# SUPPLIED DATA:
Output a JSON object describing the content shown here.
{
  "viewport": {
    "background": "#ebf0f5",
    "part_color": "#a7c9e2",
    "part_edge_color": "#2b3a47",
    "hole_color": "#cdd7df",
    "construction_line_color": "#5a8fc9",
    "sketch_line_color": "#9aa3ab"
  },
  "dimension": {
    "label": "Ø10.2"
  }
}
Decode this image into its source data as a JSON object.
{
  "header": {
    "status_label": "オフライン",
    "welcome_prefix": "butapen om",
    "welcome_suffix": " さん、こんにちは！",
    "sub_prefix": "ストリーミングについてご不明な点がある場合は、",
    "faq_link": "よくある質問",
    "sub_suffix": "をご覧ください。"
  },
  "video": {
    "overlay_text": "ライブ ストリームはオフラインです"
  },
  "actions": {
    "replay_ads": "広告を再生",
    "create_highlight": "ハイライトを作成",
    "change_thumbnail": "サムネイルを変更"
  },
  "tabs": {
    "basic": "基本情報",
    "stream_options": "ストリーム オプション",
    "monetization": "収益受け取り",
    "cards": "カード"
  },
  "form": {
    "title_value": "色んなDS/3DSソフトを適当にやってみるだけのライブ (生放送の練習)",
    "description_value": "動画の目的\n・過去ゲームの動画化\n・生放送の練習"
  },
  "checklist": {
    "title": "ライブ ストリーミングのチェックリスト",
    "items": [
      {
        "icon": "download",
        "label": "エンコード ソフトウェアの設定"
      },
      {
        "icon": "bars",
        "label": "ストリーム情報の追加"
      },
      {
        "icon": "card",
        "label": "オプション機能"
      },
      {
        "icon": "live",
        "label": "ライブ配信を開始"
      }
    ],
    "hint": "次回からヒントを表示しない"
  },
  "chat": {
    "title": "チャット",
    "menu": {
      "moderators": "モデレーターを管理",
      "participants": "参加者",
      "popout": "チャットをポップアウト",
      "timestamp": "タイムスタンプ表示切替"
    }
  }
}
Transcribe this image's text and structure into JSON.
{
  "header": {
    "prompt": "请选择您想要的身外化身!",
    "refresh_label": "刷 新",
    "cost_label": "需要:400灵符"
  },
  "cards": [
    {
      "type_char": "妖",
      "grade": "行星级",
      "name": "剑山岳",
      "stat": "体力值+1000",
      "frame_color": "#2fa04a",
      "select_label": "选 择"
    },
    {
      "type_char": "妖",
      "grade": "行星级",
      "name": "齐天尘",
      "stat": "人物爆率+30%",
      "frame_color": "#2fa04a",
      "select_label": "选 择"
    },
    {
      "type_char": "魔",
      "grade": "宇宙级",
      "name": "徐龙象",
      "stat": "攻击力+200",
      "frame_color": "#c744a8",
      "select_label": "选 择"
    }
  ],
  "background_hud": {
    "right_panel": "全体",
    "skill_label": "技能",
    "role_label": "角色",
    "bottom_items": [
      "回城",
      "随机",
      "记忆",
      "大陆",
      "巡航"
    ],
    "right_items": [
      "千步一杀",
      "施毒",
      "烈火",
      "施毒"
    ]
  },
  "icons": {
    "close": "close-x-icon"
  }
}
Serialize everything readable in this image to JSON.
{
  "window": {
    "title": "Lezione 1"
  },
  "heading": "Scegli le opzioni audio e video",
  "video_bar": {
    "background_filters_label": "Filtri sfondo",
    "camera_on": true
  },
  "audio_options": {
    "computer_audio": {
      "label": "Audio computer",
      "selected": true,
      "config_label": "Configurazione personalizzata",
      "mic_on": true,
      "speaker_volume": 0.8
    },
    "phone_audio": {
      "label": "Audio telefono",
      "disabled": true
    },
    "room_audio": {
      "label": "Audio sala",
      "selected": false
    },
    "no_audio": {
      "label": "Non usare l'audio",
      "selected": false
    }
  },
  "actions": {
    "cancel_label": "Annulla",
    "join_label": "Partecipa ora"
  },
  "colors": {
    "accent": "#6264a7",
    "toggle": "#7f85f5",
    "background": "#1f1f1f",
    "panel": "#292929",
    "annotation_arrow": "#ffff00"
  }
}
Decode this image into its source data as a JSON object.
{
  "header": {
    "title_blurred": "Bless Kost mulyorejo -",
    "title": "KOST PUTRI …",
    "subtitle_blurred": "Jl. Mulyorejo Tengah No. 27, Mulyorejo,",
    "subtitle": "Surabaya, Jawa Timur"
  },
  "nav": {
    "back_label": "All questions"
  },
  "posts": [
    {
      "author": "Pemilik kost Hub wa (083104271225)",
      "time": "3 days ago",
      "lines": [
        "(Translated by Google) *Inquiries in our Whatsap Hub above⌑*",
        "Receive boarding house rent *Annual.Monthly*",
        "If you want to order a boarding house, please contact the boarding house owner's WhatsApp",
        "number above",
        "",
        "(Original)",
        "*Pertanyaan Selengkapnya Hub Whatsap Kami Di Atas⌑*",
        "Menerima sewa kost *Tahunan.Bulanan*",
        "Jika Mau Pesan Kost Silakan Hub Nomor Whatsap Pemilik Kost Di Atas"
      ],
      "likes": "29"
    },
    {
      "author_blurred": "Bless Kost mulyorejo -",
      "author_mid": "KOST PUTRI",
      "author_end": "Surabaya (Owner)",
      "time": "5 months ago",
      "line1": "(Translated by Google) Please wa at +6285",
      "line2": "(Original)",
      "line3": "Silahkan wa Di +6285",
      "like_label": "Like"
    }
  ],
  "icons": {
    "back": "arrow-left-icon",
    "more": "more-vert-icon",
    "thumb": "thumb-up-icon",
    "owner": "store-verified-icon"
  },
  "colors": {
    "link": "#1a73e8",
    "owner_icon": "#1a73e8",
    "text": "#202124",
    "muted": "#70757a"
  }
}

# WHAT IS REQUIRED:
Repeat all entries. Match them exactly.

# PROBLEM SOLUTION:
Output a JSON object describing the content shown here.
{
  "viewport": {
    "background": "#ebf0f5",
    "part_color": "#a7c9e2",
    "part_edge_color": "#2b3a47",
    "hole_color": "#cdd7df",
    "construction_line_color": "#5a8fc9",
    "sketch_line_color": "#9aa3ab"
  },
  "dimension": {
    "label": "Ø10.2"
  }
}
Decode this image into its source data as a JSON object.
{
  "header": {
    "status_label": "オフライン",
    "welcome_prefix": "butapen om",
    "welcome_suffix": " さん、こんにちは！",
    "sub_prefix": "ストリーミングについてご不明な点がある場合は、",
    "faq_link": "よくある質問",
    "sub_suffix": "をご覧ください。"
  },
  "video": {
    "overlay_text": "ライブ ストリームはオフラインです"
  },
  "actions": {
    "replay_ads": "広告を再生",
    "create_highlight": "ハイライトを作成",
    "change_thumbnail": "サムネイルを変更"
  },
  "tabs": {
    "basic": "基本情報",
    "stream_options": "ストリーム オプション",
    "monetization": "収益受け取り",
    "cards": "カード"
  },
  "form": {
    "title_value": "色んなDS/3DSソフトを適当にやってみるだけのライブ (生放送の練習)",
    "description_value": "動画の目的\n・過去ゲームの動画化\n・生放送の練習"
  },
  "checklist": {
    "title": "ライブ ストリーミングのチェックリスト",
    "items": [
      {
        "icon": "download",
        "label": "エンコード ソフトウェアの設定"
      },
      {
        "icon": "bars",
        "label": "ストリーム情報の追加"
      },
      {
        "icon": "card",
        "label": "オプション機能"
      },
      {
        "icon": "live",
        "label": "ライブ配信を開始"
      }
    ],
    "hint": "次回からヒントを表示しない"
  },
  "chat": {
    "title": "チャット",
    "menu": {
      "moderators": "モデレーターを管理",
      "participants": "参加者",
      "popout": "チャットをポップアウト",
      "timestamp": "タイムスタンプ表示切替"
    }
  }
}
Transcribe this image's text and structure into JSON.
{
  "header": {
    "prompt": "请选择您想要的身外化身!",
    "refresh_label": "刷 新",
    "cost_label": "需要:400灵符"
  },
  "cards": [
    {
      "type_char": "妖",
      "grade": "行星级",
      "name": "剑山岳",
      "stat": "体力值+1000",
      "frame_color": "#2fa04a",
      "select_label": "选 择"
    },
    {
      "type_char": "妖",
      "grade": "行星级",
      "name": "齐天尘",
      "stat": "人物爆率+30%",
      "frame_color": "#2fa04a",
      "select_label": "选 择"
    },
    {
      "type_char": "魔",
      "grade": "宇宙级",
      "name": "徐龙象",
      "stat": "攻击力+200",
      "frame_color": "#c744a8",
      "select_label": "选 择"
    }
  ],
  "background_hud": {
    "right_panel": "全体",
    "skill_label": "技能",
    "role_label": "角色",
    "bottom_items": [
      "回城",
      "随机",
      "记忆",
      "大陆",
      "巡航"
    ],
    "right_items": [
      "千步一杀",
      "施毒",
      "烈火",
      "施毒"
    ]
  },
  "icons": {
    "close": "close-x-icon"
  }
}
Serialize everything readable in this image to JSON.
{
  "window": {
    "title": "Lezione 1"
  },
  "heading": "Scegli le opzioni audio e video",
  "video_bar": {
    "background_filters_label": "Filtri sfondo",
    "camera_on": true
  },
  "audio_options": {
    "computer_audio": {
      "label": "Audio computer",
      "selected": true,
      "config_label": "Configurazione personalizzata",
      "mic_on": true,
      "speaker_volume": 0.8
    },
    "phone_audio": {
      "label": "Audio telefono",
      "disabled": true
    },
    "room_audio": {
      "label": "Audio sala",
      "selected": false
    },
    "no_audio": {
      "label": "Non usare l'audio",
      "selected": false
    }
  },
  "actions": {
    "cancel_label": "Annulla",
    "join_label": "Partecipa ora"
  },
  "colors": {
    "accent": "#6264a7",
    "toggle": "#7f85f5",
    "background": "#1f1f1f",
    "panel": "#292929",
    "annotation_arrow": "#ffff00"
  }
}
Decode this image into its source data as a JSON object.
{
  "header": {
    "title_blurred": "Bless Kost mulyorejo -",
    "title": "KOST PUTRI …",
    "subtitle_blurred": "Jl. Mulyorejo Tengah No. 27, Mulyorejo,",
    "subtitle": "Surabaya, Jawa Timur"
  },
  "nav": {
    "back_label": "All questions"
  },
  "posts": [
    {
      "author": "Pemilik kost Hub wa (083104271225)",
      "time": "3 days ago",
      "lines": [
        "(Translated by Google) *Inquiries in our Whatsap Hub above⌑*",
        "Receive boarding house rent *Annual.Monthly*",
        "If you want to order a boarding house, please contact the boarding house owner's WhatsApp",
        "number above",
        "",
        "(Original)",
        "*Pertanyaan Selengkapnya Hub Whatsap Kami Di Atas⌑*",
        "Menerima sewa kost *Tahunan.Bulanan*",
        "Jika Mau Pesan Kost Silakan Hub Nomor Whatsap Pemilik Kost Di Atas"
      ],
      "likes": "29"
    },
    {
      "author_blurred": "Bless Kost mulyorejo -",
      "author_mid": "KOST PUTRI",
      "author_end": "Surabaya (Owner)",
      "time": "5 months ago",
      "line1": "(Translated by Google) Please wa at +6285",
      "line2": "(Original)",
      "line3": "Silahkan wa Di +6285",
      "like_label": "Like"
    }
  ],
  "icons": {
    "back": "arrow-left-icon",
    "more": "more-vert-icon",
    "thumb": "thumb-up-icon",
    "owner": "store-verified-icon"
  },
  "colors": {
    "link": "#1a73e8",
    "owner_icon": "#1a73e8",
    "text": "#202124",
    "muted": "#70757a"
  }
}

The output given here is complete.